→ **PROBLEM TO WORK ON**
Give the data below again exactly as written, without its pictures.

>> Start MATERIAL SUPPLIED

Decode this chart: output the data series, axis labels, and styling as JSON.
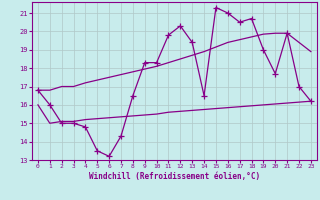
{
  "xlabel": "Windchill (Refroidissement éolien,°C)",
  "x": [
    0,
    1,
    2,
    3,
    4,
    5,
    6,
    7,
    8,
    9,
    10,
    11,
    12,
    13,
    14,
    15,
    16,
    17,
    18,
    19,
    20,
    21,
    22,
    23
  ],
  "line_main": [
    16.8,
    16.0,
    15.0,
    15.0,
    14.8,
    13.5,
    13.2,
    14.3,
    16.5,
    18.3,
    18.3,
    19.8,
    20.3,
    19.4,
    16.5,
    21.3,
    21.0,
    20.5,
    20.7,
    19.0,
    17.7,
    19.9,
    17.0,
    16.2
  ],
  "line_upper": [
    16.8,
    16.8,
    17.0,
    17.0,
    17.2,
    17.35,
    17.5,
    17.65,
    17.8,
    17.95,
    18.1,
    18.3,
    18.5,
    18.7,
    18.9,
    19.15,
    19.4,
    19.55,
    19.7,
    19.85,
    19.9,
    19.9,
    19.4,
    18.9
  ],
  "line_lower": [
    16.0,
    15.0,
    15.1,
    15.1,
    15.2,
    15.25,
    15.3,
    15.35,
    15.4,
    15.45,
    15.5,
    15.6,
    15.65,
    15.7,
    15.75,
    15.8,
    15.85,
    15.9,
    15.95,
    16.0,
    16.05,
    16.1,
    16.15,
    16.2
  ],
  "color": "#880088",
  "bg_color": "#c8ecec",
  "grid_color": "#b0c8c8",
  "ylim": [
    13,
    21.6
  ],
  "xlim": [
    -0.5,
    23.5
  ],
  "yticks": [
    13,
    14,
    15,
    16,
    17,
    18,
    19,
    20,
    21
  ],
  "xticks": [
    0,
    1,
    2,
    3,
    4,
    5,
    6,
    7,
    8,
    9,
    10,
    11,
    12,
    13,
    14,
    15,
    16,
    17,
    18,
    19,
    20,
    21,
    22,
    23
  ]
}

>> End MATERIAL SUPPLIED

→ **RESPONSE BELOW**
Decode this chart: output the data series, axis labels, and styling as JSON.
{
  "xlabel": "Windchill (Refroidissement éolien,°C)",
  "x": [
    0,
    1,
    2,
    3,
    4,
    5,
    6,
    7,
    8,
    9,
    10,
    11,
    12,
    13,
    14,
    15,
    16,
    17,
    18,
    19,
    20,
    21,
    22,
    23
  ],
  "line_main": [
    16.8,
    16.0,
    15.0,
    15.0,
    14.8,
    13.5,
    13.2,
    14.3,
    16.5,
    18.3,
    18.3,
    19.8,
    20.3,
    19.4,
    16.5,
    21.3,
    21.0,
    20.5,
    20.7,
    19.0,
    17.7,
    19.9,
    17.0,
    16.2
  ],
  "line_upper": [
    16.8,
    16.8,
    17.0,
    17.0,
    17.2,
    17.35,
    17.5,
    17.65,
    17.8,
    17.95,
    18.1,
    18.3,
    18.5,
    18.7,
    18.9,
    19.15,
    19.4,
    19.55,
    19.7,
    19.85,
    19.9,
    19.9,
    19.4,
    18.9
  ],
  "line_lower": [
    16.0,
    15.0,
    15.1,
    15.1,
    15.2,
    15.25,
    15.3,
    15.35,
    15.4,
    15.45,
    15.5,
    15.6,
    15.65,
    15.7,
    15.75,
    15.8,
    15.85,
    15.9,
    15.95,
    16.0,
    16.05,
    16.1,
    16.15,
    16.2
  ],
  "color": "#880088",
  "bg_color": "#c8ecec",
  "grid_color": "#b0c8c8",
  "ylim": [
    13,
    21.6
  ],
  "xlim": [
    -0.5,
    23.5
  ],
  "yticks": [
    13,
    14,
    15,
    16,
    17,
    18,
    19,
    20,
    21
  ],
  "xticks": [
    0,
    1,
    2,
    3,
    4,
    5,
    6,
    7,
    8,
    9,
    10,
    11,
    12,
    13,
    14,
    15,
    16,
    17,
    18,
    19,
    20,
    21,
    22,
    23
  ]
}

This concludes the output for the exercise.